__What is being asked__. Copy the rows verbatim, starting with the row containing "arrow-label: Muro: [207, 95, 237, 110]" and ending with the row containing "data-label: 319382: [400, 250, 423, 257]", both included.

__Exercise input__.

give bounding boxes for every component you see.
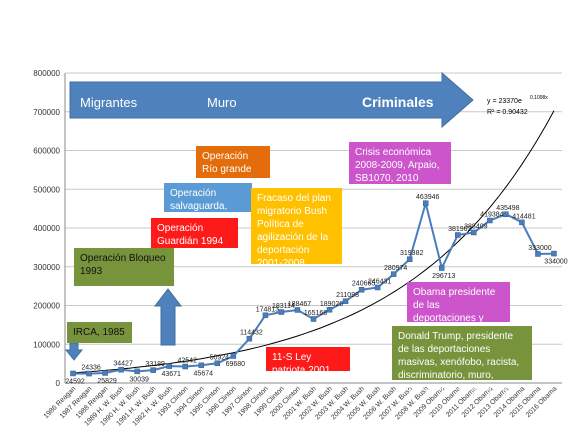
arrow-label: Muro: [207, 95, 237, 110]
annotation-irca: IRCA, 1985: [67, 322, 132, 343]
data-point: [519, 219, 525, 226]
data-point: [439, 265, 445, 271]
data-point: [310, 316, 317, 322]
annotation-guardian: Operación Guardián 1994: [151, 218, 238, 248]
series-line: 24592 24336 25829 34427 30039 33189 43671 42542…: [65, 194, 567, 385]
data-point: [551, 250, 557, 257]
trendline-path: [72, 110, 555, 374]
data-point: [374, 284, 381, 291]
data-point: [262, 312, 269, 319]
down-arrow: [64, 342, 84, 361]
equation-text: y = 23370e: [487, 98, 522, 105]
data-label: 280974: [384, 265, 407, 272]
data-label: 246431: [368, 279, 391, 286]
data-label: 319382: [400, 250, 423, 257]
data-label: 34427: [113, 361, 133, 368]
y-tick-label: 600000: [33, 147, 60, 156]
trend-equation: y = 23370e 0.1098x R² = 0.90432: [487, 95, 548, 116]
data-point: [118, 366, 124, 373]
main-arrow: [69, 71, 474, 129]
data-label: 174813: [256, 306, 279, 313]
y-tick-label: 100000: [33, 340, 60, 349]
data-point: [182, 363, 188, 370]
annotation-crisis: Crisis económica 2008-2009, Arpaio, SB10…: [349, 142, 451, 184]
data-label: 296713: [432, 273, 455, 280]
data-point: [358, 286, 365, 293]
data-label: 69680: [226, 361, 246, 368]
annotation-fracaso: Fracaso del plan migratorio Bush Polític…: [251, 188, 342, 269]
data-point: [342, 298, 349, 304]
y-tick-label: 800000: [33, 69, 60, 78]
data-point: [390, 271, 397, 277]
annotation-trump: Donald Trump, presidente de las deportac…: [392, 326, 532, 394]
data-point: [471, 229, 477, 236]
data-label: 165168: [304, 310, 327, 317]
data-point: [503, 211, 509, 217]
y-tick-label: 0: [56, 379, 61, 388]
data-point: [214, 360, 221, 367]
data-point: [487, 217, 493, 224]
annotation-patriota: 11-S Ley patriota 2001: [266, 347, 350, 376]
blue-arrows: Migrantes Muro Criminales: [64, 71, 474, 361]
y-tick-label: 300000: [33, 263, 60, 272]
data-label: 43671: [161, 371, 181, 378]
data-label: 240665: [352, 281, 375, 288]
data-point: [150, 367, 156, 373]
data-point: [230, 353, 237, 359]
data-label: 25829: [97, 378, 117, 385]
data-label: 24592: [65, 378, 85, 385]
trendline: [72, 110, 555, 374]
data-label: 45674: [194, 370, 214, 377]
data-label: 24336: [81, 365, 101, 372]
data-label: 463946: [416, 194, 439, 201]
data-point: [198, 362, 205, 369]
data-point: [326, 307, 333, 313]
data-label: 183114: [272, 303, 295, 310]
data-point: [166, 363, 172, 369]
data-point: [134, 368, 140, 375]
data-label: 114432: [240, 330, 263, 337]
up-arrow: [153, 288, 183, 346]
r-squared-text: R² = 0.90432: [487, 109, 528, 116]
annotation-obama: Obama presidente de las deportaciones y …: [407, 282, 510, 337]
data-label: 388409: [464, 223, 487, 230]
data-label: 334000: [544, 259, 567, 266]
data-point: [86, 370, 92, 377]
y-axis: 0 100000 200000 300000 400000 500000 600000 700…: [33, 69, 66, 388]
arrow-label: Criminales: [362, 94, 434, 110]
y-tick-label: 700000: [33, 108, 60, 117]
data-label: 419384: [480, 211, 503, 218]
annotation-salvaguarda: Operación salvaguarda, 1995: [164, 183, 252, 225]
data-label: 211098: [336, 292, 359, 299]
annotation-rio-grande: Operación Río grande 1997: [196, 146, 270, 188]
y-tick-label: 500000: [33, 185, 60, 194]
data-label: 33189: [145, 361, 165, 368]
data-point: [294, 307, 301, 313]
arrow-label: Migrantes: [80, 95, 138, 110]
data-point: [102, 370, 108, 376]
data-point: [278, 309, 285, 315]
data-point: [406, 256, 413, 262]
data-label: 333000: [528, 245, 551, 252]
data-point: [70, 370, 76, 377]
equation-exponent: 0.1098x: [530, 95, 548, 101]
data-label: 42542: [178, 358, 198, 365]
data-label: 189026: [320, 301, 343, 308]
annotation-bloqueo: Operación Bloqueo 1993: [74, 248, 174, 286]
data-point: [246, 335, 253, 342]
data-label: 435498: [496, 205, 519, 212]
y-tick-label: 200000: [33, 302, 60, 311]
data-point: [455, 232, 461, 238]
data-label: 50924: [210, 354, 230, 361]
data-label: 414481: [512, 213, 535, 220]
data-point: [422, 200, 429, 206]
data-label: 30039: [129, 376, 149, 383]
data-label: 381962: [448, 226, 471, 233]
y-tick-label: 400000: [33, 224, 60, 233]
data-label: 188467: [288, 301, 311, 308]
data-point: [535, 251, 541, 257]
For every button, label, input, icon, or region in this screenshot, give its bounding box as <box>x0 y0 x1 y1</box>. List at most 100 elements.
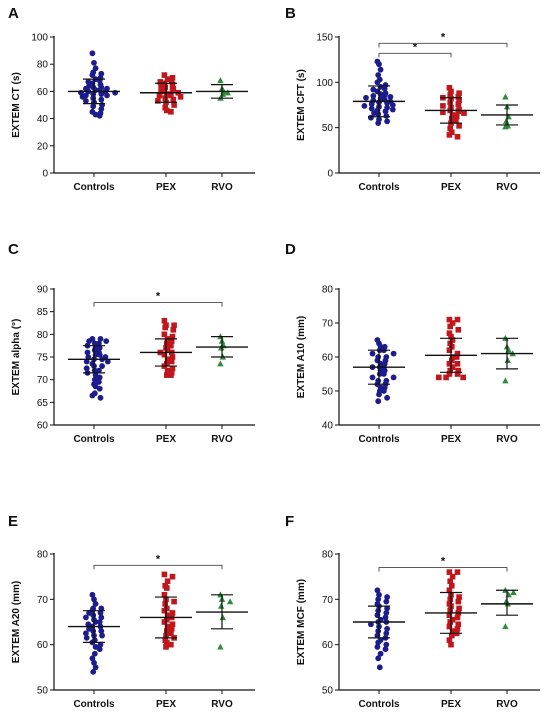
data-point <box>162 324 168 331</box>
data-point <box>454 350 461 357</box>
data-point <box>453 354 460 360</box>
data-point <box>91 59 97 66</box>
data-point <box>86 338 92 345</box>
data-point <box>169 365 176 372</box>
y-tick-label: 70 <box>37 595 49 606</box>
data-point <box>446 637 453 643</box>
data-point <box>368 101 375 107</box>
data-point <box>85 354 92 360</box>
data-point <box>375 607 382 614</box>
data-point <box>164 623 171 630</box>
category-label: Controls <box>358 434 400 445</box>
significance-star: * <box>441 31 446 43</box>
data-point <box>449 112 456 118</box>
data-point <box>361 103 368 109</box>
data-point <box>454 626 461 632</box>
data-point <box>456 123 462 129</box>
data-point <box>96 345 103 351</box>
data-point <box>449 632 455 639</box>
data-point <box>446 569 453 575</box>
data-point <box>170 327 177 333</box>
data-point <box>384 594 390 600</box>
data-point <box>168 338 175 344</box>
data-point <box>161 87 168 93</box>
data-point <box>168 342 174 349</box>
data-point <box>384 394 390 401</box>
data-point <box>446 623 453 630</box>
data-point <box>90 668 97 675</box>
data-point <box>446 330 453 336</box>
data-point <box>502 93 509 100</box>
data-point <box>446 587 453 594</box>
category-label: RVO <box>496 434 518 445</box>
category-label: Controls <box>73 434 115 445</box>
y-tick-label: 60 <box>37 640 49 651</box>
data-point <box>96 385 103 392</box>
data-point <box>375 120 382 127</box>
data-point <box>447 99 453 106</box>
data-point <box>97 335 104 342</box>
data-point <box>155 98 161 104</box>
data-point <box>446 316 453 323</box>
data-point <box>448 641 454 648</box>
data-point <box>96 351 103 358</box>
data-point <box>99 363 105 369</box>
data-point <box>169 610 176 616</box>
data-point <box>83 365 90 372</box>
data-point <box>382 108 389 115</box>
data-point <box>375 72 382 78</box>
y-tick-label: 0 <box>42 169 48 180</box>
significance-star: * <box>413 41 418 53</box>
data-point <box>449 115 455 122</box>
data-point <box>454 371 461 377</box>
significance-star: * <box>441 556 446 568</box>
category-label: PEX <box>156 434 176 445</box>
panel-e: E 50 60 70 80 EXTEM A20 (mm) Controls PEX RVO * <box>8 513 255 710</box>
data-point <box>224 89 231 96</box>
data-point <box>169 87 176 93</box>
data-point <box>171 322 177 329</box>
data-point <box>164 372 170 378</box>
data-point <box>381 371 387 377</box>
y-tick-label: 80 <box>37 60 49 71</box>
significance-bracket <box>93 564 223 570</box>
data-point <box>390 374 397 381</box>
data-point <box>163 644 169 650</box>
data-point <box>170 96 177 103</box>
data-point <box>83 634 90 641</box>
category-label: Controls <box>358 182 400 193</box>
data-point <box>377 650 384 657</box>
data-point <box>440 103 446 109</box>
data-point <box>436 374 442 381</box>
panel-letter: F <box>285 513 294 530</box>
data-point <box>97 610 104 616</box>
category-label: PEX <box>156 182 176 193</box>
panel-c: C 60 65 70 75 80 85 90 EXTEM alpha (°) Controls PE… <box>8 241 255 445</box>
data-point <box>376 591 382 598</box>
y-tick-label: 0 <box>327 169 333 180</box>
data-point <box>91 596 97 603</box>
data-point <box>456 594 462 600</box>
data-point <box>375 596 382 603</box>
data-point <box>161 571 168 578</box>
category-label: PEX <box>441 699 461 710</box>
data-point <box>449 582 455 589</box>
data-point <box>91 367 98 374</box>
data-point <box>104 92 110 99</box>
data-point <box>83 358 90 365</box>
data-point <box>91 659 97 666</box>
y-axis-title: EXTEM A20 (mm) <box>11 581 22 663</box>
significance-bracket <box>93 302 223 307</box>
data-point <box>168 358 175 365</box>
data-point <box>83 614 89 621</box>
y-tick-label: 80 <box>37 330 49 341</box>
data-point <box>164 628 170 634</box>
data-point <box>389 106 396 113</box>
data-point <box>376 61 382 68</box>
category-label: PEX <box>441 434 461 445</box>
data-point <box>91 340 98 347</box>
y-axis-title: EXTEM A10 (mm) <box>296 316 307 398</box>
data-point <box>377 66 384 73</box>
data-point <box>158 83 164 89</box>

__Output of the task__.
arrow-label: Muro: [207, 95, 237, 110]
annotation-irca: IRCA, 1985: [67, 322, 132, 343]
data-point: [519, 219, 525, 226]
data-point: [439, 265, 445, 271]
data-point: [310, 316, 317, 322]
annotation-guardian: Operación Guardián 1994: [151, 218, 238, 248]
series-line: 24592 24336 25829 34427 30039 33189 43671 42542…: [65, 194, 567, 385]
data-point: [551, 250, 557, 257]
trendline-path: [72, 110, 555, 374]
data-point: [374, 284, 381, 291]
data-point: [262, 312, 269, 319]
down-arrow: [64, 342, 84, 361]
equation-text: y = 23370e: [487, 98, 522, 105]
data-label: 280974: [384, 265, 407, 272]
data-label: 246431: [368, 279, 391, 286]
data-label: 319382: [400, 250, 423, 257]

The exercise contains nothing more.